*CHALLENGE*.
Work out the number of lines containing "this". Give that number alone.

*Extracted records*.

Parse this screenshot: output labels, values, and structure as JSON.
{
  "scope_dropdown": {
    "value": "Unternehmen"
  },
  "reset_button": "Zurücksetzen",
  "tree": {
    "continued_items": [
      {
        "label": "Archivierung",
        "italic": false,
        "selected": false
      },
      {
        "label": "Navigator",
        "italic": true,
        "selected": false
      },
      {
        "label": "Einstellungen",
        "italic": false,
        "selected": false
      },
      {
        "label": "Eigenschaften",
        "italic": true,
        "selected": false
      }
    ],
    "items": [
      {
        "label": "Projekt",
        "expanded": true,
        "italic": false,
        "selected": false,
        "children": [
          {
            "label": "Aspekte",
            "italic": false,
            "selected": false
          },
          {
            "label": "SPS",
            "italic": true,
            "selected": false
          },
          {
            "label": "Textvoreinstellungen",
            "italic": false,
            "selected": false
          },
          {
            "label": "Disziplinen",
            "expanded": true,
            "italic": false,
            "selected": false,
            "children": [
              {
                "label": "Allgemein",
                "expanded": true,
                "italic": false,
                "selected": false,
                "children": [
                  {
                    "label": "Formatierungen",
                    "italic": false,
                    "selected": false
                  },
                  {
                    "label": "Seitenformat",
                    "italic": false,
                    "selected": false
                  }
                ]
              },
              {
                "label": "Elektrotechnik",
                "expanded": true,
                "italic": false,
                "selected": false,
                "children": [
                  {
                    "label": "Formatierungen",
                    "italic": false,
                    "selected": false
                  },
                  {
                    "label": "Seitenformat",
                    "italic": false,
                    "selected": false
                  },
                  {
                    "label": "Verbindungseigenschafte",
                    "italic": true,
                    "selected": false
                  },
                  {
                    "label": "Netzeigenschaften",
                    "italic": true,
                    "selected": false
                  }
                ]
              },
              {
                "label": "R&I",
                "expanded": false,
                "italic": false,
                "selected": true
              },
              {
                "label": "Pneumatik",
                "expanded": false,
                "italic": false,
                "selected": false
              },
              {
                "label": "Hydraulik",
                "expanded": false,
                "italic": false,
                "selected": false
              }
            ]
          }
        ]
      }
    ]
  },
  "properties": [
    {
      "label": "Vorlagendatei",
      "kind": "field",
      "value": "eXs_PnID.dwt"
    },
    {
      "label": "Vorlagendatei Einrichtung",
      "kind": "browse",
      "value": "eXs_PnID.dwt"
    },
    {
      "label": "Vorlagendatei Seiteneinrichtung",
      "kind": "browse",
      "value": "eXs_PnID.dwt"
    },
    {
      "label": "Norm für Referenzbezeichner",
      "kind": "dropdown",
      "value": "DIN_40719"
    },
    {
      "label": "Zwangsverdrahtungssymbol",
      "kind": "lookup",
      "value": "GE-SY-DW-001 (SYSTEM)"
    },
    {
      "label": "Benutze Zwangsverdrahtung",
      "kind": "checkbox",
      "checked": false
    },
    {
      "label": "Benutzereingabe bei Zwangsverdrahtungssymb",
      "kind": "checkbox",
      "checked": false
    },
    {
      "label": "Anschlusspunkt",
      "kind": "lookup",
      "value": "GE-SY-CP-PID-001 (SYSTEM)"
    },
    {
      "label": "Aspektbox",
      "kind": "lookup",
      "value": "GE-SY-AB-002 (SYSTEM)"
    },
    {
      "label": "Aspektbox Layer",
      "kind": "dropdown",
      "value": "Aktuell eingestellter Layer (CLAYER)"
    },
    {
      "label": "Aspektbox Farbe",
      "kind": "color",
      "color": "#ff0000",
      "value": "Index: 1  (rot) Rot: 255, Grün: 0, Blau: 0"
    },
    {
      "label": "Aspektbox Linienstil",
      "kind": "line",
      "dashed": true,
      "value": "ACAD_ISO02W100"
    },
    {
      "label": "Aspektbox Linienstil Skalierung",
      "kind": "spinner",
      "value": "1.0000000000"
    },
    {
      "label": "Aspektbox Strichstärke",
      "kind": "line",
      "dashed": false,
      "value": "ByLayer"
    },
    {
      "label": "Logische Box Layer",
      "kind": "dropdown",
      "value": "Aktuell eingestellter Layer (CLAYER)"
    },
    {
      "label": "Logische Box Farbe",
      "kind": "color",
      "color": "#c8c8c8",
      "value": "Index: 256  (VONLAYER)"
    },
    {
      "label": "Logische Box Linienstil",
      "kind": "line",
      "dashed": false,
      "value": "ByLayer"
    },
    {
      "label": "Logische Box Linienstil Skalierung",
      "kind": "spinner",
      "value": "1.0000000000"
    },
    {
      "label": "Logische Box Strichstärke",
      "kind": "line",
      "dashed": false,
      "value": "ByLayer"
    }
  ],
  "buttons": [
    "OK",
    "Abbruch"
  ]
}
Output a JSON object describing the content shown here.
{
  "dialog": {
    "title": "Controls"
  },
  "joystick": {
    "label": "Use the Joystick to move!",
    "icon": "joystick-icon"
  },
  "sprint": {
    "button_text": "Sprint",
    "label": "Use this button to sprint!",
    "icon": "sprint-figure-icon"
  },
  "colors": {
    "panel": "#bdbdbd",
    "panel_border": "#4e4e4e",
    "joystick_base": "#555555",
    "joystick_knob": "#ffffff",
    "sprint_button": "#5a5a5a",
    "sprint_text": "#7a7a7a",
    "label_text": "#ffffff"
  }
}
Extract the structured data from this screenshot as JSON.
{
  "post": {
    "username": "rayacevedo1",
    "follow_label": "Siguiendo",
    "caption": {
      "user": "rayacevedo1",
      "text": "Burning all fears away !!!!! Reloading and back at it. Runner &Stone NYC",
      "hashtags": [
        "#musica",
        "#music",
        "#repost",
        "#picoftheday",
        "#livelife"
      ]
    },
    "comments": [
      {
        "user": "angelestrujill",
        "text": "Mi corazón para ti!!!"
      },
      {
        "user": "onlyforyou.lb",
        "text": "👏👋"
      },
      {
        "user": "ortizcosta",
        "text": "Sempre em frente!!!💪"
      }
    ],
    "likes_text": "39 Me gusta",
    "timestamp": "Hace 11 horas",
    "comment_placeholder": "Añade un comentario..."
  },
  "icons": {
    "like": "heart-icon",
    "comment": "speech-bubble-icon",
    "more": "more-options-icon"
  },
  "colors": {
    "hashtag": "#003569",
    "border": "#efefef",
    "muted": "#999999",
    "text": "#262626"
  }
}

*COMPLETED EXERCISE*.
3